• TASK DIRECTIONS
Extract all lines in the data that contain the word "erwarten".

• LISTING
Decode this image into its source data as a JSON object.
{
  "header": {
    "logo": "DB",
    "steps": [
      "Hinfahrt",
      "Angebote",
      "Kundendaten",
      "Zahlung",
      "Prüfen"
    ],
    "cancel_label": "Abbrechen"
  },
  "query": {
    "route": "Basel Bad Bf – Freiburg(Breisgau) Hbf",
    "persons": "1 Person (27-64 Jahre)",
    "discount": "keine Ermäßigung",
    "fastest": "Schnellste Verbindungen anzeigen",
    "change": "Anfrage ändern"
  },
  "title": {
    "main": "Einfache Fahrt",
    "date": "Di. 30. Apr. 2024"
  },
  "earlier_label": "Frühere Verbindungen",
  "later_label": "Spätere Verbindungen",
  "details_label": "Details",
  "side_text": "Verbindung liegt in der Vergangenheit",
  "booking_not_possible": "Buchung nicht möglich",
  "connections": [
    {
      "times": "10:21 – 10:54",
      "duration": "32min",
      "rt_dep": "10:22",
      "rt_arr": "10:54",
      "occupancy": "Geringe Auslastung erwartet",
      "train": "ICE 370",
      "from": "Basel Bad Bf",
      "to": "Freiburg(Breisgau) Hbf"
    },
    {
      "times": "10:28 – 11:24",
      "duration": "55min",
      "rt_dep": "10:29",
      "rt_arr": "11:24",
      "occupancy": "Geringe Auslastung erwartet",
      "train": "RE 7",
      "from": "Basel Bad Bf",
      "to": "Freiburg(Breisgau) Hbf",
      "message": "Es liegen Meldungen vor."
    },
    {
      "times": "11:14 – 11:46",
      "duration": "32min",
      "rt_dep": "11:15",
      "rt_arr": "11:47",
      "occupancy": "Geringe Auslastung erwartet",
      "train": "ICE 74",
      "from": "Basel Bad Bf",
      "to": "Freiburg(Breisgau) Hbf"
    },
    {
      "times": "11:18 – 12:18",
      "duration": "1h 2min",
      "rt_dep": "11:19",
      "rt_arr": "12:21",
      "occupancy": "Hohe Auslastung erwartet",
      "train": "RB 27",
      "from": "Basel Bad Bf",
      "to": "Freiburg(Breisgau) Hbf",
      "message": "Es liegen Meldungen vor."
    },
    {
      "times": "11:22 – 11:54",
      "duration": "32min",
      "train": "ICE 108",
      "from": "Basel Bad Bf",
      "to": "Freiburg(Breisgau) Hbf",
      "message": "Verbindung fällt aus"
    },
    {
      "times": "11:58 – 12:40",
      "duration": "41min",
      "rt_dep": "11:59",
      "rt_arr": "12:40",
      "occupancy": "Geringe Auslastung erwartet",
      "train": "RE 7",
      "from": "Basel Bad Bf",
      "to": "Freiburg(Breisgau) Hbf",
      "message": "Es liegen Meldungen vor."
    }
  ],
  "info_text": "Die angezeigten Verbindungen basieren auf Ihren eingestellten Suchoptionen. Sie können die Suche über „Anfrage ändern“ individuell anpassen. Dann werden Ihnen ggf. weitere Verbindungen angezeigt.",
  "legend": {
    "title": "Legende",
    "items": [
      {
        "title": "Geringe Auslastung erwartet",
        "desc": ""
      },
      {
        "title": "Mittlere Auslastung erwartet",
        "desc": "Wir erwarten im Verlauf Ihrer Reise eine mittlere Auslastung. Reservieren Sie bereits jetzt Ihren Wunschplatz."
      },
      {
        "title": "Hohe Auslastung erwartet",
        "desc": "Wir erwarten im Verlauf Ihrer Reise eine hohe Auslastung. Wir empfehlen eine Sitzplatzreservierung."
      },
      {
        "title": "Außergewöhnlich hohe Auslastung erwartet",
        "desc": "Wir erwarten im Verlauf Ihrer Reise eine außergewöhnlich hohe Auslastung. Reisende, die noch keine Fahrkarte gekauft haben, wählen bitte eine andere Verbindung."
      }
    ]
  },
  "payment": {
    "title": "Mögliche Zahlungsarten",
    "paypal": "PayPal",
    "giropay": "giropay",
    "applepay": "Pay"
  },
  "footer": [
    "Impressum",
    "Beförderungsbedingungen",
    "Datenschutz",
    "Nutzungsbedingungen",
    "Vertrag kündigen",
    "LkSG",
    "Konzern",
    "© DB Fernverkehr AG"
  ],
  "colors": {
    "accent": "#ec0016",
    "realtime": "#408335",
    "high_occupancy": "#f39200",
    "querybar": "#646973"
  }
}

• THE OUTPUT
        "desc": "Wir erwarten im Verlauf Ihrer Reise eine mittlere Auslastung. Reservieren Sie bereits jetzt Ihren Wunschplatz."
        "desc": "Wir erwarten im Verlauf Ihrer Reise eine hohe Auslastung. Wir empfehlen eine Sitzplatzreservierung."
        "desc": "Wir erwarten im Verlauf Ihrer Reise eine außergewöhnlich hohe Auslastung. Reisende, die noch keine Fahrkarte gekauft haben, wählen bitte eine andere Verbindung."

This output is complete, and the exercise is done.